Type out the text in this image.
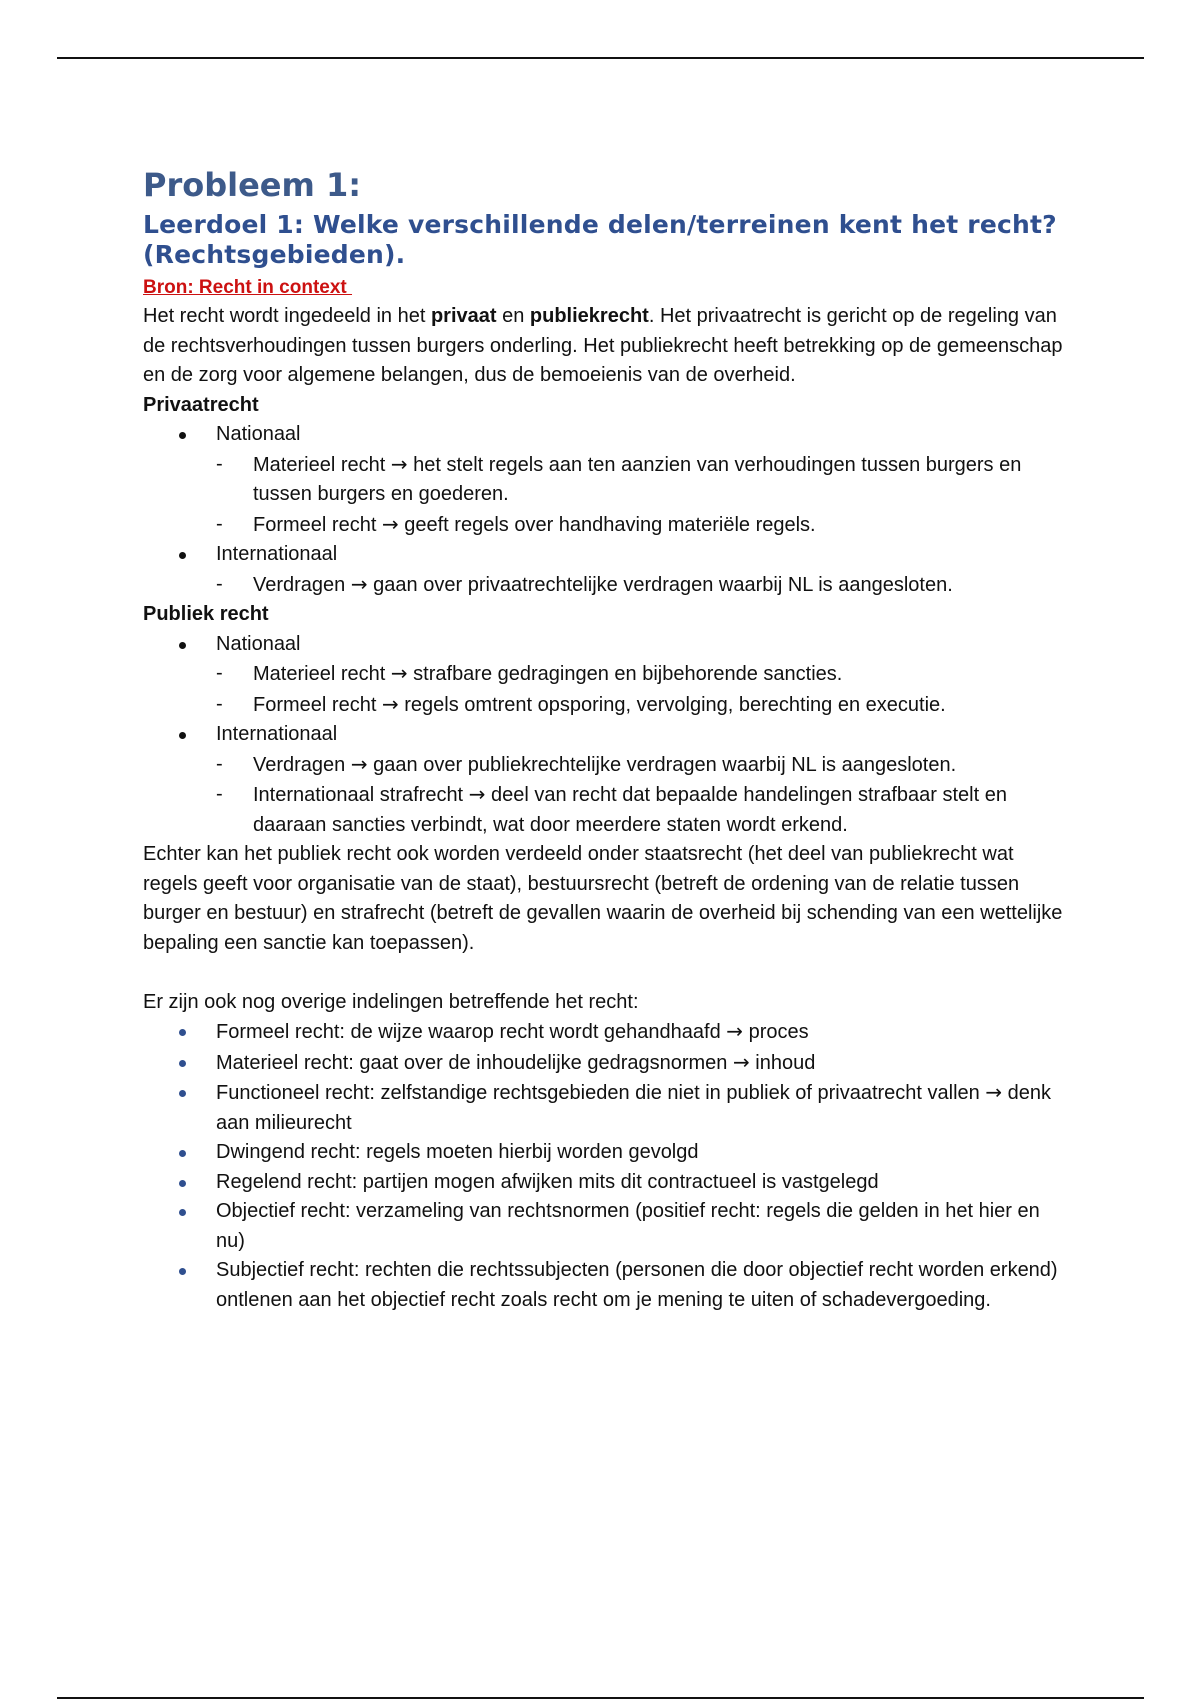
Probleem 1:
Leerdoel 1: Welke verschillende delen/terreinen kent het recht? (Rechtsgebieden).
Bron: Recht in context

Het recht wordt ingedeeld in het privaat en publiekrecht. Het privaatrecht is gericht op de regeling van de rechtsverhoudingen tussen burgers onderling. Het publiekrecht heeft betrekking op de gemeenschap en de zorg voor algemene belangen, dus de bemoeienis van de overheid.

Privaatrecht
Nationaal
- Materieel recht → het stelt regels aan ten aanzien van verhoudingen tussen burgers en tussen burgers en goederen.
- Formeel recht → geeft regels over handhaving materiële regels.
Internationaal
- Verdragen → gaan over privaatrechtelijke verdragen waarbij NL is aangesloten.
Publiek recht
Nationaal
- Materieel recht → strafbare gedragingen en bijbehorende sancties.
- Formeel recht → regels omtrent opsporing, vervolging, berechting en executie.
Internationaal
- Verdragen → gaan over publiekrechtelijke verdragen waarbij NL is aangesloten.
- Internationaal strafrecht → deel van recht dat bepaalde handelingen strafbaar stelt en daaraan sancties verbindt, wat door meerdere staten wordt erkend.

Echter kan het publiek recht ook worden verdeeld onder staatsrecht (het deel van publiekrecht wat regels geeft voor organisatie van de staat), bestuursrecht (betreft de ordening van de relatie tussen burger en bestuur) en strafrecht (betreft de gevallen waarin de overheid bij schending van een wettelijke bepaling een sanctie kan toepassen).

Er zijn ook nog overige indelingen betreffende het recht:

Formeel recht: de wijze waarop recht wordt gehandhaafd → proces
Materieel recht: gaat over de inhoudelijke gedragsnormen → inhoud
Functioneel recht: zelfstandige rechtsgebieden die niet in publiek of privaatrecht vallen → denk aan milieurecht
Dwingend recht: regels moeten hierbij worden gevolgd
Regelend recht: partijen mogen afwijken mits dit contractueel is vastgelegd
Objectief recht: verzameling van rechtsnormen (positief recht: regels die gelden in het hier en nu)
Subjectief recht: rechten die rechtssubjecten (personen die door objectief recht worden erkend) ontlenen aan het objectief recht zoals recht om je mening te uiten of schadevergoeding.
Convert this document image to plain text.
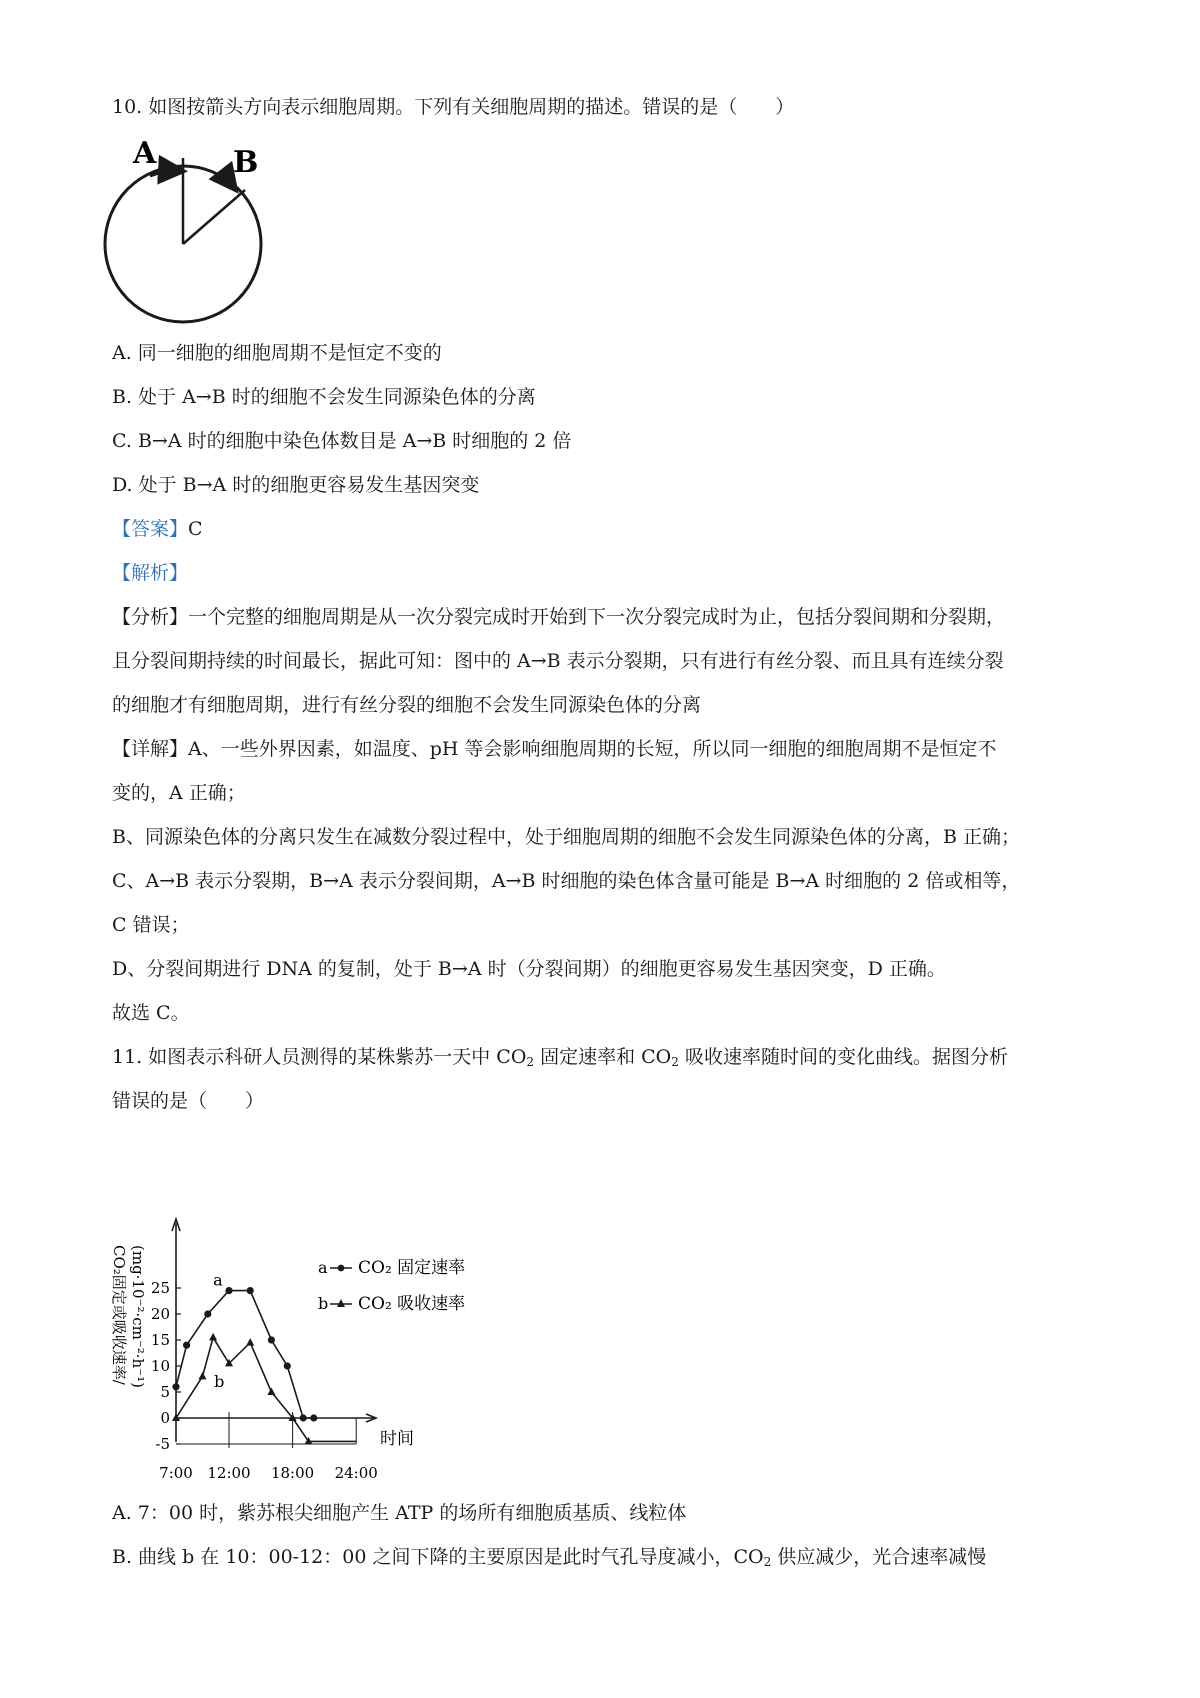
10. 如图按箭头方向表示细胞周期。下列有关细胞周期的描述。错误的是（　　）
A	B
A. 同一细胞的细胞周期不是恒定不变的
B. 处于 A→B 时的细胞不会发生同源染色体的分离
C. B→A 时的细胞中染色体数目是 A→B 时细胞的 2 倍
D. 处于 B→A 时的细胞更容易发生基因突变
【答案】C
【解析】
【分析】一个完整的细胞周期是从一次分裂完成时开始到下一次分裂完成时为止，包括分裂间期和分裂期，
且分裂间期持续的时间最长，据此可知：图中的 A→B 表示分裂期，只有进行有丝分裂、而且具有连续分裂
的细胞才有细胞周期，进行有丝分裂的细胞不会发生同源染色体的分离
【详解】A、一些外界因素，如温度、pH 等会影响细胞周期的长短，所以同一细胞的细胞周期不是恒定不
变的，A 正确；
B、同源染色体的分离只发生在减数分裂过程中，处于细胞周期的细胞不会发生同源染色体的分离，B 正确；
C、A→B 表示分裂期，B→A 表示分裂间期，A→B 时细胞的染色体含量可能是 B→A 时细胞的 2 倍或相等，
C 错误；
D、分裂间期进行 DNA 的复制，处于 B→A 时（分裂间期）的细胞更容易发生基因突变，D 正确。
故选 C。
11. 如图表示科研人员测得的某株紫苏一天中 $CO_2$ 固定速率和 $CO_2$ 吸收速率随时间的变化曲线。据图分析
错误的是（　　）
CO₂固定或吸收速率/ (mg·10⁻²·cm⁻²·h⁻¹) 25
20
15
10
5
0
-5
7:00 12:00 18:00 24:00
时间
a
b
a CO₂ 固定速率
b CO₂ 吸收速率
A. 7：00 时，紫苏根尖细胞产生 ATP 的场所有细胞质基质、线粒体
B. 曲线 b 在 10：00-12：00 之间下降的主要原因是此时气孔导度减小，$CO_2$ 供应减少，光合速率减慢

+++

STATED EXERCISE:
Copy out each record shown above without alteration, skipping any picture.

RESPONSE TO THIS TASK:
Type out the text in this image.
Probleem 1:
Leerdoel 1: Welke verschillende delen/terreinen kent het recht? (Rechtsgebieden).
Bron: Recht in context

Het recht wordt ingedeeld in het privaat en publiekrecht. Het privaatrecht is gericht op de regeling van de rechtsverhoudingen tussen burgers onderling. Het publiekrecht heeft betrekking op de gemeenschap en de zorg voor algemene belangen, dus de bemoeienis van de overheid.

Privaatrecht
Nationaal
- Materieel recht → het stelt regels aan ten aanzien van verhoudingen tussen burgers en tussen burgers en goederen.
- Formeel recht → geeft regels over handhaving materiële regels.
Internationaal
- Verdragen → gaan over privaatrechtelijke verdragen waarbij NL is aangesloten.
Publiek recht
Nationaal
- Materieel recht → strafbare gedragingen en bijbehorende sancties.
- Formeel recht → regels omtrent opsporing, vervolging, berechting en executie.
Internationaal
- Verdragen → gaan over publiekrechtelijke verdragen waarbij NL is aangesloten.
- Internationaal strafrecht → deel van recht dat bepaalde handelingen strafbaar stelt en daaraan sancties verbindt, wat door meerdere staten wordt erkend.

Echter kan het publiek recht ook worden verdeeld onder staatsrecht (het deel van publiekrecht wat regels geeft voor organisatie van de staat), bestuursrecht (betreft de ordening van de relatie tussen burger en bestuur) en strafrecht (betreft de gevallen waarin de overheid bij schending van een wettelijke bepaling een sanctie kan toepassen).

Er zijn ook nog overige indelingen betreffende het recht:

Formeel recht: de wijze waarop recht wordt gehandhaafd → proces
Materieel recht: gaat over de inhoudelijke gedragsnormen → inhoud
Functioneel recht: zelfstandige rechtsgebieden die niet in publiek of privaatrecht vallen → denk aan milieurecht
Dwingend recht: regels moeten hierbij worden gevolgd
Regelend recht: partijen mogen afwijken mits dit contractueel is vastgelegd
Objectief recht: verzameling van rechtsnormen (positief recht: regels die gelden in het hier en nu)
Subjectief recht: rechten die rechtssubjecten (personen die door objectief recht worden erkend) ontlenen aan het objectief recht zoals recht om je mening te uiten of schadevergoeding.
Convert this document image to plain text.
10. 如图按箭头方向表示细胞周期。下列有关细胞周期的描述。错误的是（　　）
A	B
A. 同一细胞的细胞周期不是恒定不变的
B. 处于 A→B 时的细胞不会发生同源染色体的分离
C. B→A 时的细胞中染色体数目是 A→B 时细胞的 2 倍
D. 处于 B→A 时的细胞更容易发生基因突变
【答案】C
【解析】
【分析】一个完整的细胞周期是从一次分裂完成时开始到下一次分裂完成时为止，包括分裂间期和分裂期，
且分裂间期持续的时间最长，据此可知：图中的 A→B 表示分裂期，只有进行有丝分裂、而且具有连续分裂
的细胞才有细胞周期，进行有丝分裂的细胞不会发生同源染色体的分离
【详解】A、一些外界因素，如温度、pH 等会影响细胞周期的长短，所以同一细胞的细胞周期不是恒定不
变的，A 正确；
B、同源染色体的分离只发生在减数分裂过程中，处于细胞周期的细胞不会发生同源染色体的分离，B 正确；
C、A→B 表示分裂期，B→A 表示分裂间期，A→B 时细胞的染色体含量可能是 B→A 时细胞的 2 倍或相等，
C 错误；
D、分裂间期进行 DNA 的复制，处于 B→A 时（分裂间期）的细胞更容易发生基因突变，D 正确。
故选 C。
11. 如图表示科研人员测得的某株紫苏一天中 $CO_2$ 固定速率和 $CO_2$ 吸收速率随时间的变化曲线。据图分析
错误的是（　　）
CO₂固定或吸收速率/ (mg·10⁻²·cm⁻²·h⁻¹) 25
20
15
10
5
0
-5
7:00 12:00 18:00 24:00
时间
a
b
a CO₂ 固定速率
b CO₂ 吸收速率
A. 7：00 时，紫苏根尖细胞产生 ATP 的场所有细胞质基质、线粒体
B. 曲线 b 在 10：00-12：00 之间下降的主要原因是此时气孔导度减小，$CO_2$ 供应减少，光合速率减慢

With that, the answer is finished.